══ Extracted material ══

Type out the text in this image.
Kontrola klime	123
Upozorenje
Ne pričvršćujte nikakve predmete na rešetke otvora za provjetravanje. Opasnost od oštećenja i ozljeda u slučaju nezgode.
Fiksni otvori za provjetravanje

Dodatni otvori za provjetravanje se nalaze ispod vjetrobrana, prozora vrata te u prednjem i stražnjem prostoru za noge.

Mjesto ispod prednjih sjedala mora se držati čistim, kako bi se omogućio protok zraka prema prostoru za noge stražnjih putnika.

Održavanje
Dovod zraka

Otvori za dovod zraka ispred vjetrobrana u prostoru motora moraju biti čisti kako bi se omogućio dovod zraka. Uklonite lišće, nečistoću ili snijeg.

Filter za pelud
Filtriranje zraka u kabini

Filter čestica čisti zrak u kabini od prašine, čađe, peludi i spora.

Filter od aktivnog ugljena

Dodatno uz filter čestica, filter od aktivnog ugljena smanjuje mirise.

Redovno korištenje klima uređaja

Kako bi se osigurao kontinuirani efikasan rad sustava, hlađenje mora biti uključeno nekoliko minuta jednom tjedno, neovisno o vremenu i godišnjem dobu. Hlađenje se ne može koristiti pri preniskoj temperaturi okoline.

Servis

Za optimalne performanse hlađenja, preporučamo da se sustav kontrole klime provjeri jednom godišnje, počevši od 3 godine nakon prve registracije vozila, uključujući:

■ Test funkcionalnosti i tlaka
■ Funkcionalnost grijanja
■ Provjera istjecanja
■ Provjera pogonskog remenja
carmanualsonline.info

═══

Problem to work on:
Using the data above, return each line exactly as written.

Right answer:
Type out the text in this image.
Kontrola klime	123
Upozorenje
Ne pričvršćujte nikakve predmete na rešetke otvora za provjetravanje. Opasnost od oštećenja i ozljeda u slučaju nezgode.
Fiksni otvori za provjetravanje

Dodatni otvori za provjetravanje se nalaze ispod vjetrobrana, prozora vrata te u prednjem i stražnjem prostoru za noge.

Mjesto ispod prednjih sjedala mora se držati čistim, kako bi se omogućio protok zraka prema prostoru za noge stražnjih putnika.

Održavanje
Dovod zraka

Otvori za dovod zraka ispred vjetrobrana u prostoru motora moraju biti čisti kako bi se omogućio dovod zraka. Uklonite lišće, nečistoću ili snijeg.

Filter za pelud
Filtriranje zraka u kabini

Filter čestica čisti zrak u kabini od prašine, čađe, peludi i spora.

Filter od aktivnog ugljena

Dodatno uz filter čestica, filter od aktivnog ugljena smanjuje mirise.

Redovno korištenje klima uređaja

Kako bi se osigurao kontinuirani efikasan rad sustava, hlađenje mora biti uključeno nekoliko minuta jednom tjedno, neovisno o vremenu i godišnjem dobu. Hlađenje se ne može koristiti pri preniskoj temperaturi okoline.

Servis

Za optimalne performanse hlađenja, preporučamo da se sustav kontrole klime provjeri jednom godišnje, počevši od 3 godine nakon prve registracije vozila, uključujući:

■ Test funkcionalnosti i tlaka
■ Funkcionalnost grijanja
■ Provjera istjecanja
■ Provjera pogonskog remenja
carmanualsonline.info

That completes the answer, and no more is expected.